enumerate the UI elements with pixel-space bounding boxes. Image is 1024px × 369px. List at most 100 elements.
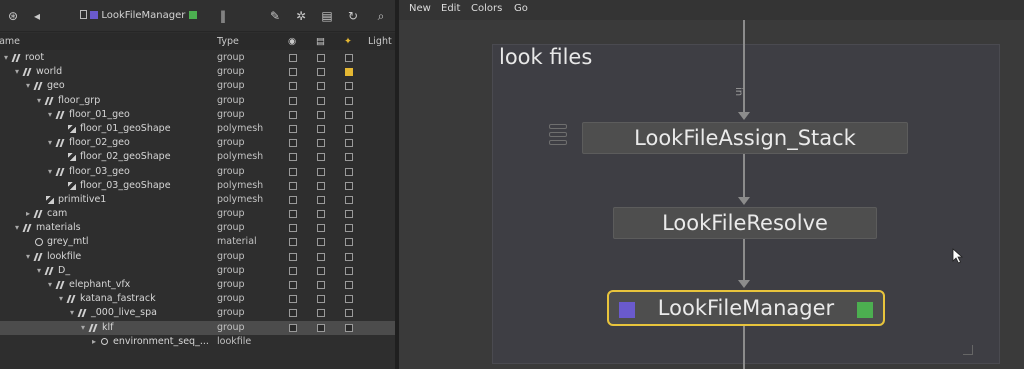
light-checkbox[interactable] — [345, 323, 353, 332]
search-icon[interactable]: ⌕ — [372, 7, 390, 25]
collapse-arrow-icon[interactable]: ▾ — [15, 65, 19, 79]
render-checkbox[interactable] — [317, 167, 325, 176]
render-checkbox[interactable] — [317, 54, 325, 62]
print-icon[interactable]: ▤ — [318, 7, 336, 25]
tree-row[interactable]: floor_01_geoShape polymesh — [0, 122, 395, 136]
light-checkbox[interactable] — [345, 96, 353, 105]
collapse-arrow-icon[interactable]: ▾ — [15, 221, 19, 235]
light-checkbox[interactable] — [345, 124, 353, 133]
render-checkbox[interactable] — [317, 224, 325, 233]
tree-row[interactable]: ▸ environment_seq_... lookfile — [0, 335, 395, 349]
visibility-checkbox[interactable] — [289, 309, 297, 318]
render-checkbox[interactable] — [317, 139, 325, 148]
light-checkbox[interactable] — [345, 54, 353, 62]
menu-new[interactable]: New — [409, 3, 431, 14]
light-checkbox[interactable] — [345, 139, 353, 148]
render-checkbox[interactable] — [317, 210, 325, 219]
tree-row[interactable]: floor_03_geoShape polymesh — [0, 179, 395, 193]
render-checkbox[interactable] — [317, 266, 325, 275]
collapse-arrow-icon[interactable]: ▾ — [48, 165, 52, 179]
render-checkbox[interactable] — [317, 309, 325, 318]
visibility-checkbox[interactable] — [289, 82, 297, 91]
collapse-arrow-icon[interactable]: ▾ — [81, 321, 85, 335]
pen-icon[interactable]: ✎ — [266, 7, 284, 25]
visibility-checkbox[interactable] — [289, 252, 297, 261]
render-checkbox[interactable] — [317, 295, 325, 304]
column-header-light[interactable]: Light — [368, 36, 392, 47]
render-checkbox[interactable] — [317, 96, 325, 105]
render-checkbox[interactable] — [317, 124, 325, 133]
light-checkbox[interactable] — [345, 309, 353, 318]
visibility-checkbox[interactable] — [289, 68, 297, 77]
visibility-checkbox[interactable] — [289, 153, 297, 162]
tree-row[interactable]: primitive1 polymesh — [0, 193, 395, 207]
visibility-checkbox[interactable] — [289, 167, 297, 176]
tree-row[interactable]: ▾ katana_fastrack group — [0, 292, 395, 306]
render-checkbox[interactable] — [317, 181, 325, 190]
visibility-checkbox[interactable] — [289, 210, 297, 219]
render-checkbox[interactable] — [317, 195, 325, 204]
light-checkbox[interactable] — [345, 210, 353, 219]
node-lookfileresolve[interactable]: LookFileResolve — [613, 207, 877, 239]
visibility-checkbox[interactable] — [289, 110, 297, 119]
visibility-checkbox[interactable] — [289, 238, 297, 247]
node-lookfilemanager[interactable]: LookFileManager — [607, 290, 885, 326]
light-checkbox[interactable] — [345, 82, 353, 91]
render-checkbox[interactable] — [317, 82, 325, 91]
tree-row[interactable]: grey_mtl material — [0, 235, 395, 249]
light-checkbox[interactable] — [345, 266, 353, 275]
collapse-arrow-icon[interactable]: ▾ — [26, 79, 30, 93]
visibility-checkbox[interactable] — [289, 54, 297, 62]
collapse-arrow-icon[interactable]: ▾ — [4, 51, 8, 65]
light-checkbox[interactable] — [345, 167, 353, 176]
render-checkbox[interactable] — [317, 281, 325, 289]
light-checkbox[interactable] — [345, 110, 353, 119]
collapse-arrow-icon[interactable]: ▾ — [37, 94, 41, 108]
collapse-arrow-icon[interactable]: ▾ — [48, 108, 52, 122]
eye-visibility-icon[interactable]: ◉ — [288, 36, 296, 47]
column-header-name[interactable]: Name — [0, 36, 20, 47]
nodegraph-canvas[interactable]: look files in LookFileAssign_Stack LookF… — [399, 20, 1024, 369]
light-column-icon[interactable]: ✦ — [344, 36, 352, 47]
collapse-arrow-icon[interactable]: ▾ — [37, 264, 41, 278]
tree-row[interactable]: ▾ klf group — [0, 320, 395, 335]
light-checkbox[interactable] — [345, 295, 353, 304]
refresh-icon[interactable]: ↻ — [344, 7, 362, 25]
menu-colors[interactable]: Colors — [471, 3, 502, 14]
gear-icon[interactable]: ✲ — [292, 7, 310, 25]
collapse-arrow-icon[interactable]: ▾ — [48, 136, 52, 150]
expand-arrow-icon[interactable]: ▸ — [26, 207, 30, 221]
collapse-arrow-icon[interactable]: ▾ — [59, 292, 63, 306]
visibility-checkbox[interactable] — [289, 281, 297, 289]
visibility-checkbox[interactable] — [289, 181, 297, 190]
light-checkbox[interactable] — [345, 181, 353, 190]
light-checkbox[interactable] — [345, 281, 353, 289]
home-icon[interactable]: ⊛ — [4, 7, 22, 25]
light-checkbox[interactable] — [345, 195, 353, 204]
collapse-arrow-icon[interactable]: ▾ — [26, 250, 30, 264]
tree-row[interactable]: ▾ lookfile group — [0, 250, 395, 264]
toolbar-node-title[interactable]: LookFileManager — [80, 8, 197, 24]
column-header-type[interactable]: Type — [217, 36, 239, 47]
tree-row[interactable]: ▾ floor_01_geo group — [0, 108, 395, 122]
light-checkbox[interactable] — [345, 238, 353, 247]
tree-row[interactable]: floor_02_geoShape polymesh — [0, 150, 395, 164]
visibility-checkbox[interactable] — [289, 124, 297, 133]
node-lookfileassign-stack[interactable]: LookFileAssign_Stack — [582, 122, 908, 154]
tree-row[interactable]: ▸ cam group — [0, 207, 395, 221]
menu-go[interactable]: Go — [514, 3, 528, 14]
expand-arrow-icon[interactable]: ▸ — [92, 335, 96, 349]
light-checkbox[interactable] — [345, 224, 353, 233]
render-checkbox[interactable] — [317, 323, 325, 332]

------

▸ EXERCISE INSTRUCTIONS: Render the lines from the one with "light-checkbox[interactable] — [345, 323, 353, 332]" to the one with "light-checkbox[interactable] — [345, 139, 353, 148]" as a numbered list, leaving out blank lines.

▸ SOLVED PROBLEM:
1. light-checkbox[interactable] — [345, 323, 353, 332]
2. search-icon[interactable]: ⌕ — [372, 7, 390, 25]
3. collapse-arrow-icon[interactable]: ▾ — [15, 65, 19, 79]
4. render-checkbox[interactable] — [317, 167, 325, 176]
5. render-checkbox[interactable] — [317, 54, 325, 62]
6. print-icon[interactable]: ▤ — [318, 7, 336, 25]
7. tree-row[interactable]: floor_01_geoShape polymesh — [0, 122, 395, 136]
8. light-checkbox[interactable] — [345, 96, 353, 105]
9. collapse-arrow-icon[interactable]: ▾ — [15, 221, 19, 235]
10. light-checkbox[interactable] — [345, 124, 353, 133]
11. render-checkbox[interactable] — [317, 224, 325, 233]
12. tree-row[interactable]: ▸ environment_seq_... lookfile — [0, 335, 395, 349]
13. visibility-checkbox[interactable] — [289, 309, 297, 318]
14. render-checkbox[interactable] — [317, 139, 325, 148]
15. light-checkbox[interactable] — [345, 54, 353, 62]
16. menu-new[interactable]: New — [409, 3, 431, 14]
17. light-checkbox[interactable] — [345, 139, 353, 148]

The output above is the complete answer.